Saved data entries:

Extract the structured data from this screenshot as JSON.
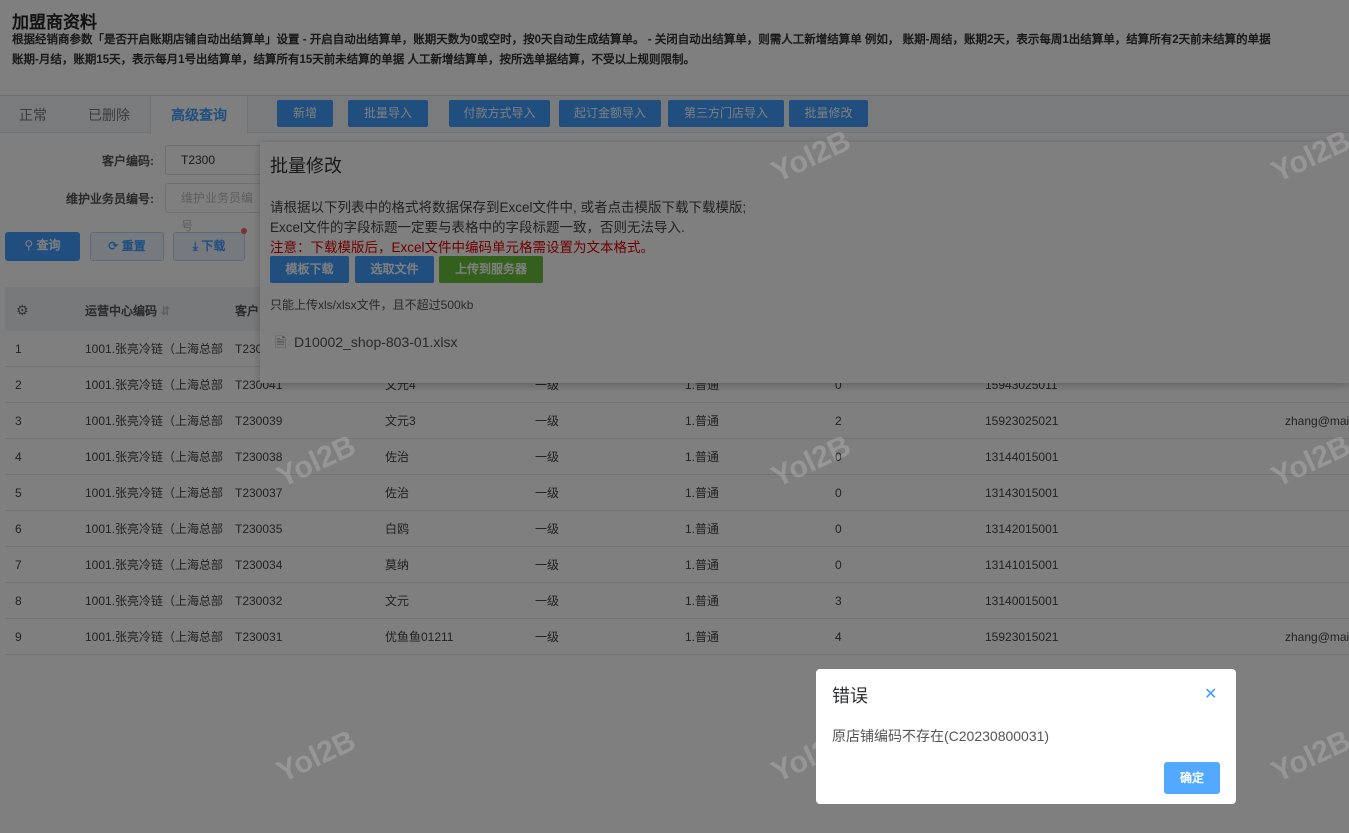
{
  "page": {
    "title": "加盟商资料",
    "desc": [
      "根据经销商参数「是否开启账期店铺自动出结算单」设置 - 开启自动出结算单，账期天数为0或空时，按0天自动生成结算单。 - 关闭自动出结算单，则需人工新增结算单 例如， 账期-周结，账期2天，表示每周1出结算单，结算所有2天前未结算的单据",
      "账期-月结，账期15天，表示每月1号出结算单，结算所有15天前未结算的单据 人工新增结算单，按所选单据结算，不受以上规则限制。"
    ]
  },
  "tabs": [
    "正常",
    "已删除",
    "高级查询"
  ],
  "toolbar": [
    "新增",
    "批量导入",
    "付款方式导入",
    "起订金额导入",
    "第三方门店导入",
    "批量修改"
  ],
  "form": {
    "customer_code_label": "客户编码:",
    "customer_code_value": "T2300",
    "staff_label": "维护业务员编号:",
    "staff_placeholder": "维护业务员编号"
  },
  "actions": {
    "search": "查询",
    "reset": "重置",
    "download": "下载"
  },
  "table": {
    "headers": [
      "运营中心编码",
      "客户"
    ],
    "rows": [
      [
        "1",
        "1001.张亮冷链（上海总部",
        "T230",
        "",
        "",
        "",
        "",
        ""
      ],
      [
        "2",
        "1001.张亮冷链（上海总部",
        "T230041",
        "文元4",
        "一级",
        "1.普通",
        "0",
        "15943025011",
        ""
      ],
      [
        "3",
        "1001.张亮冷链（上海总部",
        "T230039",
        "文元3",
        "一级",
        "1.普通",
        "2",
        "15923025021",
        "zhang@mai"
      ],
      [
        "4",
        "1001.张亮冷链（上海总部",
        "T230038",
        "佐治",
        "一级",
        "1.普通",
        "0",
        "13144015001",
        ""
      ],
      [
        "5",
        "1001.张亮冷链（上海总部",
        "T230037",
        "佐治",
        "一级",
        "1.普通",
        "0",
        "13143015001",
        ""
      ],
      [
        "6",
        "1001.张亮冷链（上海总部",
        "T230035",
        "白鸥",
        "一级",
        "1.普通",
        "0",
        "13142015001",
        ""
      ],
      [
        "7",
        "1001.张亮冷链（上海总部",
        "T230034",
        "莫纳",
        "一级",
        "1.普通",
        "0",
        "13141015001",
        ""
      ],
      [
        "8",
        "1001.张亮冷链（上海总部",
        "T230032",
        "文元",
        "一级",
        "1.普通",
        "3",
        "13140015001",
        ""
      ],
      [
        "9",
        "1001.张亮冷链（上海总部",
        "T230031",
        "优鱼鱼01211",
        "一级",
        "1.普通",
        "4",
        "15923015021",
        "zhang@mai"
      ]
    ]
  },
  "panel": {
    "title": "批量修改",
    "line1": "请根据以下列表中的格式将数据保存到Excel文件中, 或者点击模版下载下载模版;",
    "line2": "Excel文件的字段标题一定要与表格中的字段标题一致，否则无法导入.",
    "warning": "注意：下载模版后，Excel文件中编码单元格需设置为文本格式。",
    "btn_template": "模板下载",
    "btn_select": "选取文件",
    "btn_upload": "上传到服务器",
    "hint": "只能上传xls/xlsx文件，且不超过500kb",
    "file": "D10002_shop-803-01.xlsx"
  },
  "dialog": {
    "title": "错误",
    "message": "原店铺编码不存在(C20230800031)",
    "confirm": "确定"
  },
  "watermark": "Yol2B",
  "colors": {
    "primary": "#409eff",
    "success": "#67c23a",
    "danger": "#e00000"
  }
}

Short exercise
Write out all the entries exactly, except for the pictures.

Reply to the exercise
Extract the structured data from this screenshot as JSON.
{
  "page": {
    "title": "加盟商资料",
    "desc": [
      "根据经销商参数「是否开启账期店铺自动出结算单」设置 - 开启自动出结算单，账期天数为0或空时，按0天自动生成结算单。 - 关闭自动出结算单，则需人工新增结算单 例如， 账期-周结，账期2天，表示每周1出结算单，结算所有2天前未结算的单据",
      "账期-月结，账期15天，表示每月1号出结算单，结算所有15天前未结算的单据 人工新增结算单，按所选单据结算，不受以上规则限制。"
    ]
  },
  "tabs": [
    "正常",
    "已删除",
    "高级查询"
  ],
  "toolbar": [
    "新增",
    "批量导入",
    "付款方式导入",
    "起订金额导入",
    "第三方门店导入",
    "批量修改"
  ],
  "form": {
    "customer_code_label": "客户编码:",
    "customer_code_value": "T2300",
    "staff_label": "维护业务员编号:",
    "staff_placeholder": "维护业务员编号"
  },
  "actions": {
    "search": "查询",
    "reset": "重置",
    "download": "下载"
  },
  "table": {
    "headers": [
      "运营中心编码",
      "客户"
    ],
    "rows": [
      [
        "1",
        "1001.张亮冷链（上海总部",
        "T230",
        "",
        "",
        "",
        "",
        ""
      ],
      [
        "2",
        "1001.张亮冷链（上海总部",
        "T230041",
        "文元4",
        "一级",
        "1.普通",
        "0",
        "15943025011",
        ""
      ],
      [
        "3",
        "1001.张亮冷链（上海总部",
        "T230039",
        "文元3",
        "一级",
        "1.普通",
        "2",
        "15923025021",
        "zhang@mai"
      ],
      [
        "4",
        "1001.张亮冷链（上海总部",
        "T230038",
        "佐治",
        "一级",
        "1.普通",
        "0",
        "13144015001",
        ""
      ],
      [
        "5",
        "1001.张亮冷链（上海总部",
        "T230037",
        "佐治",
        "一级",
        "1.普通",
        "0",
        "13143015001",
        ""
      ],
      [
        "6",
        "1001.张亮冷链（上海总部",
        "T230035",
        "白鸥",
        "一级",
        "1.普通",
        "0",
        "13142015001",
        ""
      ],
      [
        "7",
        "1001.张亮冷链（上海总部",
        "T230034",
        "莫纳",
        "一级",
        "1.普通",
        "0",
        "13141015001",
        ""
      ],
      [
        "8",
        "1001.张亮冷链（上海总部",
        "T230032",
        "文元",
        "一级",
        "1.普通",
        "3",
        "13140015001",
        ""
      ],
      [
        "9",
        "1001.张亮冷链（上海总部",
        "T230031",
        "优鱼鱼01211",
        "一级",
        "1.普通",
        "4",
        "15923015021",
        "zhang@mai"
      ]
    ]
  },
  "panel": {
    "title": "批量修改",
    "line1": "请根据以下列表中的格式将数据保存到Excel文件中, 或者点击模版下载下载模版;",
    "line2": "Excel文件的字段标题一定要与表格中的字段标题一致，否则无法导入.",
    "warning": "注意：下载模版后，Excel文件中编码单元格需设置为文本格式。",
    "btn_template": "模板下载",
    "btn_select": "选取文件",
    "btn_upload": "上传到服务器",
    "hint": "只能上传xls/xlsx文件，且不超过500kb",
    "file": "D10002_shop-803-01.xlsx"
  },
  "dialog": {
    "title": "错误",
    "message": "原店铺编码不存在(C20230800031)",
    "confirm": "确定"
  },
  "watermark": "Yol2B",
  "colors": {
    "primary": "#409eff",
    "success": "#67c23a",
    "danger": "#e00000"
  }
}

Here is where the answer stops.